■ **Exercise goal**: Reproduce the listing below in its entirety. Change nothing.

■ **Extracted data**:
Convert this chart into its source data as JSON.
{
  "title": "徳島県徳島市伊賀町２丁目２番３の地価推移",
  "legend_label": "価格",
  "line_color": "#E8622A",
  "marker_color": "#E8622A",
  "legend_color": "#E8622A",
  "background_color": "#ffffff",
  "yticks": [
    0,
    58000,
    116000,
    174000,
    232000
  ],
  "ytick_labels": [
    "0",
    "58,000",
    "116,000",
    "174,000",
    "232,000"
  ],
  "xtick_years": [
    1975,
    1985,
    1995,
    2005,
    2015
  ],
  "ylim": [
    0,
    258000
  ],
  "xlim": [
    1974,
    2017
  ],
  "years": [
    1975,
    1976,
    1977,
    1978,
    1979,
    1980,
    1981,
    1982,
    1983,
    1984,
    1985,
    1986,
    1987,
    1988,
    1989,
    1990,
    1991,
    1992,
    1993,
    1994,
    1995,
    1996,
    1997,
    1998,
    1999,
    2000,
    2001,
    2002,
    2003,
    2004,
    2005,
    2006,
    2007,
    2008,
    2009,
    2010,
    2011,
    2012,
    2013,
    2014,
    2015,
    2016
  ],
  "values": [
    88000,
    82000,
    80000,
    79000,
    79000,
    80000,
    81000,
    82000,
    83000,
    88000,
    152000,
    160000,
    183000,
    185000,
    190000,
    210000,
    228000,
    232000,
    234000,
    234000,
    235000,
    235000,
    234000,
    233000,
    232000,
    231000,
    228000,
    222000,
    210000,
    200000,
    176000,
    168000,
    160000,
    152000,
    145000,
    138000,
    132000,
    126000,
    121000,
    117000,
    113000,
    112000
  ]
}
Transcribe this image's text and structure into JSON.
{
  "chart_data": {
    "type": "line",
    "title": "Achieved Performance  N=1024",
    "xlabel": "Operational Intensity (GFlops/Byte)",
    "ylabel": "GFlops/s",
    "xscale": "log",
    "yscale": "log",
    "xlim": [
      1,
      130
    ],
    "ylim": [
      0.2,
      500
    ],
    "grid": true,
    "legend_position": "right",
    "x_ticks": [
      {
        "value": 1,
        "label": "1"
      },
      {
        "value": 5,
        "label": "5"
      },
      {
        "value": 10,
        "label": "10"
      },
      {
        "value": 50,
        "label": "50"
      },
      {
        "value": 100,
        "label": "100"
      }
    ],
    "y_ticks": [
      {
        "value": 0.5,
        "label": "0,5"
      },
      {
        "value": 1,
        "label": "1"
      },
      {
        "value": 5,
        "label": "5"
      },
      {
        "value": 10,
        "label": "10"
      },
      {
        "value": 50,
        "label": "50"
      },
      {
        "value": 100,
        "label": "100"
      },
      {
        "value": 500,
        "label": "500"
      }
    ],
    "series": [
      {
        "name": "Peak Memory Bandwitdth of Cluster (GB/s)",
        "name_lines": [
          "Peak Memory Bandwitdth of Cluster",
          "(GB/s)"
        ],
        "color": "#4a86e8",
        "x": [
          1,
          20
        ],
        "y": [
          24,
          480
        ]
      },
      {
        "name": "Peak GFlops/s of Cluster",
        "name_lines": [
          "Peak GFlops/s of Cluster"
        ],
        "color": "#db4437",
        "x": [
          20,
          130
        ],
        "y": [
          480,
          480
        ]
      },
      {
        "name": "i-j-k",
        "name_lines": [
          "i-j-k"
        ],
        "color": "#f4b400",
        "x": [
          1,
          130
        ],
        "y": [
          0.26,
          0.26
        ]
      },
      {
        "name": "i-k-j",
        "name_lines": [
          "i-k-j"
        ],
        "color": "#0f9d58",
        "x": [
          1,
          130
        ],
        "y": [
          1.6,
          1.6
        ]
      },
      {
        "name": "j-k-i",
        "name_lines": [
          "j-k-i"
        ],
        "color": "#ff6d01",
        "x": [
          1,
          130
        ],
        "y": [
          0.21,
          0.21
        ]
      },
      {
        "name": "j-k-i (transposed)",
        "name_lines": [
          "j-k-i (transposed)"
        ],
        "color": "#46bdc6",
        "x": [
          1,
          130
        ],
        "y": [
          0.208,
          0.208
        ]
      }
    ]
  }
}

■ **Exercise response**:
Convert this chart into its source data as JSON.
{
  "title": "徳島県徳島市伊賀町２丁目２番３の地価推移",
  "legend_label": "価格",
  "line_color": "#E8622A",
  "marker_color": "#E8622A",
  "legend_color": "#E8622A",
  "background_color": "#ffffff",
  "yticks": [
    0,
    58000,
    116000,
    174000,
    232000
  ],
  "ytick_labels": [
    "0",
    "58,000",
    "116,000",
    "174,000",
    "232,000"
  ],
  "xtick_years": [
    1975,
    1985,
    1995,
    2005,
    2015
  ],
  "ylim": [
    0,
    258000
  ],
  "xlim": [
    1974,
    2017
  ],
  "years": [
    1975,
    1976,
    1977,
    1978,
    1979,
    1980,
    1981,
    1982,
    1983,
    1984,
    1985,
    1986,
    1987,
    1988,
    1989,
    1990,
    1991,
    1992,
    1993,
    1994,
    1995,
    1996,
    1997,
    1998,
    1999,
    2000,
    2001,
    2002,
    2003,
    2004,
    2005,
    2006,
    2007,
    2008,
    2009,
    2010,
    2011,
    2012,
    2013,
    2014,
    2015,
    2016
  ],
  "values": [
    88000,
    82000,
    80000,
    79000,
    79000,
    80000,
    81000,
    82000,
    83000,
    88000,
    152000,
    160000,
    183000,
    185000,
    190000,
    210000,
    228000,
    232000,
    234000,
    234000,
    235000,
    235000,
    234000,
    233000,
    232000,
    231000,
    228000,
    222000,
    210000,
    200000,
    176000,
    168000,
    160000,
    152000,
    145000,
    138000,
    132000,
    126000,
    121000,
    117000,
    113000,
    112000
  ]
}
Transcribe this image's text and structure into JSON.
{
  "chart_data": {
    "type": "line",
    "title": "Achieved Performance  N=1024",
    "xlabel": "Operational Intensity (GFlops/Byte)",
    "ylabel": "GFlops/s",
    "xscale": "log",
    "yscale": "log",
    "xlim": [
      1,
      130
    ],
    "ylim": [
      0.2,
      500
    ],
    "grid": true,
    "legend_position": "right",
    "x_ticks": [
      {
        "value": 1,
        "label": "1"
      },
      {
        "value": 5,
        "label": "5"
      },
      {
        "value": 10,
        "label": "10"
      },
      {
        "value": 50,
        "label": "50"
      },
      {
        "value": 100,
        "label": "100"
      }
    ],
    "y_ticks": [
      {
        "value": 0.5,
        "label": "0,5"
      },
      {
        "value": 1,
        "label": "1"
      },
      {
        "value": 5,
        "label": "5"
      },
      {
        "value": 10,
        "label": "10"
      },
      {
        "value": 50,
        "label": "50"
      },
      {
        "value": 100,
        "label": "100"
      },
      {
        "value": 500,
        "label": "500"
      }
    ],
    "series": [
      {
        "name": "Peak Memory Bandwitdth of Cluster (GB/s)",
        "name_lines": [
          "Peak Memory Bandwitdth of Cluster",
          "(GB/s)"
        ],
        "color": "#4a86e8",
        "x": [
          1,
          20
        ],
        "y": [
          24,
          480
        ]
      },
      {
        "name": "Peak GFlops/s of Cluster",
        "name_lines": [
          "Peak GFlops/s of Cluster"
        ],
        "color": "#db4437",
        "x": [
          20,
          130
        ],
        "y": [
          480,
          480
        ]
      },
      {
        "name": "i-j-k",
        "name_lines": [
          "i-j-k"
        ],
        "color": "#f4b400",
        "x": [
          1,
          130
        ],
        "y": [
          0.26,
          0.26
        ]
      },
      {
        "name": "i-k-j",
        "name_lines": [
          "i-k-j"
        ],
        "color": "#0f9d58",
        "x": [
          1,
          130
        ],
        "y": [
          1.6,
          1.6
        ]
      },
      {
        "name": "j-k-i",
        "name_lines": [
          "j-k-i"
        ],
        "color": "#ff6d01",
        "x": [
          1,
          130
        ],
        "y": [
          0.21,
          0.21
        ]
      },
      {
        "name": "j-k-i (transposed)",
        "name_lines": [
          "j-k-i (transposed)"
        ],
        "color": "#46bdc6",
        "x": [
          1,
          130
        ],
        "y": [
          0.208,
          0.208
        ]
      }
    ]
  }
}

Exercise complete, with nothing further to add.